Data records:
----------------------------------------

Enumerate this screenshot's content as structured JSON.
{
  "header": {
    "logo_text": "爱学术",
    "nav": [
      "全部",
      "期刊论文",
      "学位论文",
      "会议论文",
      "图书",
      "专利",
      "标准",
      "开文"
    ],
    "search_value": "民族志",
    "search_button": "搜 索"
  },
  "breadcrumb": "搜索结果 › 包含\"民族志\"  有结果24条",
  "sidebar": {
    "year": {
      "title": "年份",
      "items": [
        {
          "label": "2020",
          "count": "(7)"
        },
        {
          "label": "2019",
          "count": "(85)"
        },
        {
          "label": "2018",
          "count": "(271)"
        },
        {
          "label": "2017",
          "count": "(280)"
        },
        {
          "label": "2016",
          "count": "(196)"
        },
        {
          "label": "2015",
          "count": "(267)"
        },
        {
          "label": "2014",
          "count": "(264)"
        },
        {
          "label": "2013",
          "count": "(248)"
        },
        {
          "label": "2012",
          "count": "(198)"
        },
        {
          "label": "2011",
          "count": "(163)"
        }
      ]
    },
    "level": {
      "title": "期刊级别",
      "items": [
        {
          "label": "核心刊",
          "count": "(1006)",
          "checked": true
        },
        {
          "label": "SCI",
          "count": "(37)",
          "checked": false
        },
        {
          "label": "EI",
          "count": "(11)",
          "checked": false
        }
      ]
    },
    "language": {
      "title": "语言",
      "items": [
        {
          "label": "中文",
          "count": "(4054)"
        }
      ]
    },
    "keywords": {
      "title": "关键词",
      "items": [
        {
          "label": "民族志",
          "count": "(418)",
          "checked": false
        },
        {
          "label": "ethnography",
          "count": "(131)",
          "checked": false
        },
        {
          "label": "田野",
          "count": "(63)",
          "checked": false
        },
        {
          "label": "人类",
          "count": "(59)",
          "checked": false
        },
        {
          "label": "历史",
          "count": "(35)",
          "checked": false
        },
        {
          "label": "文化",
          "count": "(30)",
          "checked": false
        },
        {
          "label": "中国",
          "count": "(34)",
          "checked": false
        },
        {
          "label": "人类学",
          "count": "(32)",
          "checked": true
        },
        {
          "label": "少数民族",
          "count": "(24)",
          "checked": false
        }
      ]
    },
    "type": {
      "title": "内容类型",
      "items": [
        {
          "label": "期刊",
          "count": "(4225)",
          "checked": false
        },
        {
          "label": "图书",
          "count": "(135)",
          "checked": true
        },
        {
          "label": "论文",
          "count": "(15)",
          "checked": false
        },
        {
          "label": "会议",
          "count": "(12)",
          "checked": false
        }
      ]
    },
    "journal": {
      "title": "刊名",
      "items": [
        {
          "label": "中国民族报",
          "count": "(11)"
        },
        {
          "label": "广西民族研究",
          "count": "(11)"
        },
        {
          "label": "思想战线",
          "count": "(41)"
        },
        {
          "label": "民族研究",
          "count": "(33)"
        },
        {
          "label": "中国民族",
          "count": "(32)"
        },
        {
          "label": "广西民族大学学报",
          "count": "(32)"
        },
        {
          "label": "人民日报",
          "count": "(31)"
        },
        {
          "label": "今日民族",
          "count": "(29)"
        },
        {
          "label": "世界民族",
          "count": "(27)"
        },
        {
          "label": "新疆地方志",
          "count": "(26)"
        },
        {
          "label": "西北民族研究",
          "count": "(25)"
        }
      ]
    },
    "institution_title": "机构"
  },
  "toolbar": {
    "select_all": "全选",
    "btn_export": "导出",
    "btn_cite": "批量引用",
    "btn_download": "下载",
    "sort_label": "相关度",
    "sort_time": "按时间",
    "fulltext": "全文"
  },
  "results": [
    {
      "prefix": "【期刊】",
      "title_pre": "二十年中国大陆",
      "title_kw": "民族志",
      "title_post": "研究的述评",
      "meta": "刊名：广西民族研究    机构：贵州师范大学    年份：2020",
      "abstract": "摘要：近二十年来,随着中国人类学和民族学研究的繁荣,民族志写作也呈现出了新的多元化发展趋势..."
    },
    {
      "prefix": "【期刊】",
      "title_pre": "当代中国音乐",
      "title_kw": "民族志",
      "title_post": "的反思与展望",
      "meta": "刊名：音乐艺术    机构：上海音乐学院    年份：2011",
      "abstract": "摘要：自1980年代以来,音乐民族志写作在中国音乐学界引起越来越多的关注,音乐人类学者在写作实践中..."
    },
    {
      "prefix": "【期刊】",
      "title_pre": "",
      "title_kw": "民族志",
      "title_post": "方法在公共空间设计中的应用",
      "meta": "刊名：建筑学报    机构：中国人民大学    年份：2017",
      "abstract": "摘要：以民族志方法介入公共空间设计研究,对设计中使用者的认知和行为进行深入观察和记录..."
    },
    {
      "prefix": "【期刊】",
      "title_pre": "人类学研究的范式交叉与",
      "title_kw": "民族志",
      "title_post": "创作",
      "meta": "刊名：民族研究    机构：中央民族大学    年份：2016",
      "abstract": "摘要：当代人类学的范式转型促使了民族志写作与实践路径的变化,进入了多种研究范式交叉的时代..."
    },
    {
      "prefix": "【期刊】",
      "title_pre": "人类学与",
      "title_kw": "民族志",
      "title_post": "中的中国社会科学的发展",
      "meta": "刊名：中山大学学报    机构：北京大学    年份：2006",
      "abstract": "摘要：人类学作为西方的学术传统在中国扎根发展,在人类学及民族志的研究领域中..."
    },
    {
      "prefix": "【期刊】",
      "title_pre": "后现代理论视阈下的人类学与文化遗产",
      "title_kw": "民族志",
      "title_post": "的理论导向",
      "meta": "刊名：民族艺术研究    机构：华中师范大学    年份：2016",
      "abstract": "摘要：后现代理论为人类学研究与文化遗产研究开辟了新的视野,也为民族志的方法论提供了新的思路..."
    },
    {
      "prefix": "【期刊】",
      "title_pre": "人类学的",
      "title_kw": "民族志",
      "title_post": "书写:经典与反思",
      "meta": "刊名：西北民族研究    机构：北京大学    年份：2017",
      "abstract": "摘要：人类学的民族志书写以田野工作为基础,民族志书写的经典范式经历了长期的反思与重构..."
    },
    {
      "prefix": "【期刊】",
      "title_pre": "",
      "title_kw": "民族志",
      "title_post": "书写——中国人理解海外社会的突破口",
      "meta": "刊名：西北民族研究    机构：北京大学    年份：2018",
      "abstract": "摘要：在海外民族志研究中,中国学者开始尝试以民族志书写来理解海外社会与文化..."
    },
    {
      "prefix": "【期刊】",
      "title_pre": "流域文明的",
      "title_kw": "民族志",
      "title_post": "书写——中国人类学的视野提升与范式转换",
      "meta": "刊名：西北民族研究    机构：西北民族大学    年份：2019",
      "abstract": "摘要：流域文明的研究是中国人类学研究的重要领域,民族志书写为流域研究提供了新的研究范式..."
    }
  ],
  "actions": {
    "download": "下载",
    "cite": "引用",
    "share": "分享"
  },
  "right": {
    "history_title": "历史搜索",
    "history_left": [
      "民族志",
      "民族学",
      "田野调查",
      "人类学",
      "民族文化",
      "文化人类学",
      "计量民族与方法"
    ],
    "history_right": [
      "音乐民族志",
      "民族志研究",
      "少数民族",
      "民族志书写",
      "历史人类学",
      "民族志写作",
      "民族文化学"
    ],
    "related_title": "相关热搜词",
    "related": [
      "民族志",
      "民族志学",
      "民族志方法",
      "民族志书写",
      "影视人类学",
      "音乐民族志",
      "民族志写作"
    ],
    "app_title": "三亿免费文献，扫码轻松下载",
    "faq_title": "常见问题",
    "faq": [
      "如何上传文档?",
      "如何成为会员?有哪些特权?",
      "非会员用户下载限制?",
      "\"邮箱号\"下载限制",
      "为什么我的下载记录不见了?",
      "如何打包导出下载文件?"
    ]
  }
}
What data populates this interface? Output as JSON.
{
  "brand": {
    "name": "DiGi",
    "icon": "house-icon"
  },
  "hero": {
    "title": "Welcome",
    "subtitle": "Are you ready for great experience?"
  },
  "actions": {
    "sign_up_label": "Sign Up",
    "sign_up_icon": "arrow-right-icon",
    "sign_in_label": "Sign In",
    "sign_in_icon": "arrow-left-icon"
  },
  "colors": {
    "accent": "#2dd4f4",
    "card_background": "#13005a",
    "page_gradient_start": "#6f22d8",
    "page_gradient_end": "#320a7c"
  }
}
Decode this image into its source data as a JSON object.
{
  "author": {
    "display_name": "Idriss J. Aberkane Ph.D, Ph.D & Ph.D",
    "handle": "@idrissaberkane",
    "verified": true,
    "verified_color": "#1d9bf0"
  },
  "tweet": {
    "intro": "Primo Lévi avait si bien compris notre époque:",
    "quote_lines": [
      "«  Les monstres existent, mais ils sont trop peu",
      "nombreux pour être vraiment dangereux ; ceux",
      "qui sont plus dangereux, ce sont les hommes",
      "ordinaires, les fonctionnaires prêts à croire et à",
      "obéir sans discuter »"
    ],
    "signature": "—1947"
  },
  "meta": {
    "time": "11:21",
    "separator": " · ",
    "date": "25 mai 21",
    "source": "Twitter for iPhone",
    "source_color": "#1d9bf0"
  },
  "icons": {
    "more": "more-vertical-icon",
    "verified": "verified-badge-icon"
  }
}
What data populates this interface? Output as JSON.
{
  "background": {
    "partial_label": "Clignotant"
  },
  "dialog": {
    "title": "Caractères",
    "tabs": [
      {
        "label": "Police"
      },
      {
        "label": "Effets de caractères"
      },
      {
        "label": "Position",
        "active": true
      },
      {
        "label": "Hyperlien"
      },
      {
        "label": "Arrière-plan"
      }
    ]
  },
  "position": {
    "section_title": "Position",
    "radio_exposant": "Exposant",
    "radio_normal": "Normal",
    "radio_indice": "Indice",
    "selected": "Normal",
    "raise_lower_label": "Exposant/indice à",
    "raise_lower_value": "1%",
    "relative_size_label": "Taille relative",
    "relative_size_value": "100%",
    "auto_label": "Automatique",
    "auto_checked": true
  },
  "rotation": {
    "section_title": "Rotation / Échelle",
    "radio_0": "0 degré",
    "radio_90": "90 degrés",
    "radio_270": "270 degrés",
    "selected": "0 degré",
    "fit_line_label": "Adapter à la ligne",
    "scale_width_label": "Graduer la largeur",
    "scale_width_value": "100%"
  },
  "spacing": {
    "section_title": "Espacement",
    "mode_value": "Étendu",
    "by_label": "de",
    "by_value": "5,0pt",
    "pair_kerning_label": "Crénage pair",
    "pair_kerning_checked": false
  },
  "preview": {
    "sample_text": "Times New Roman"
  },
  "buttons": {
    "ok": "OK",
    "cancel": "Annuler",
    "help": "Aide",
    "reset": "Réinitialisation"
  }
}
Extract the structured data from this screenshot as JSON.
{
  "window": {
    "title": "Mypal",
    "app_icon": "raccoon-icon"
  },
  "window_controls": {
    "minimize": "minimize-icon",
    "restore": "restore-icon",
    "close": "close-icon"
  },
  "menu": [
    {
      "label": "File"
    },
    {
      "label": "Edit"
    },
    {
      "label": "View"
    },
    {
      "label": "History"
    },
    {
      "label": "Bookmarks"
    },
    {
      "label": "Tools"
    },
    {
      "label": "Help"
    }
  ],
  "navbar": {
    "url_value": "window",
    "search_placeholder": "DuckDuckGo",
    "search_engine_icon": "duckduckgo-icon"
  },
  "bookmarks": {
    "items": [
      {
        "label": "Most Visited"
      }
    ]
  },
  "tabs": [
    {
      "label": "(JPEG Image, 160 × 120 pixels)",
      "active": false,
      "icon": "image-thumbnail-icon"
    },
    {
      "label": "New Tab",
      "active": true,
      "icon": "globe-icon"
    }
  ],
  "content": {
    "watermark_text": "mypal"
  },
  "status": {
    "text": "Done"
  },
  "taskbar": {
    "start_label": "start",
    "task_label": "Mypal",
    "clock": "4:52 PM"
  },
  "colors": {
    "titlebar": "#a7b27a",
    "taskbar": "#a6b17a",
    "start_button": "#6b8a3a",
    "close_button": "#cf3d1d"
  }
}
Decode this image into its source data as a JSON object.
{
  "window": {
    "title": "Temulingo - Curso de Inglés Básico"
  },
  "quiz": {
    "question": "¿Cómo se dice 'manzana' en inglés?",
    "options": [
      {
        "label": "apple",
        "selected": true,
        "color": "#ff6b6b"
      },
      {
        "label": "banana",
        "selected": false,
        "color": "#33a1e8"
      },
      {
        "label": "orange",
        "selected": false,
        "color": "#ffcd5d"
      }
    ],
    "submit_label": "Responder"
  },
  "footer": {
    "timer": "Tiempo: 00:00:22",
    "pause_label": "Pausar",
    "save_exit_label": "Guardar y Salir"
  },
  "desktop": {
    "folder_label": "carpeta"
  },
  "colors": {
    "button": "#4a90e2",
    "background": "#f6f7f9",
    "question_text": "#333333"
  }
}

----------------------------------------

* [WHAT YOU WILL DO]
In the entries above, how many lines hold the word "dangereux"? State the number and nothing else.

* [FINISHED TASK]
2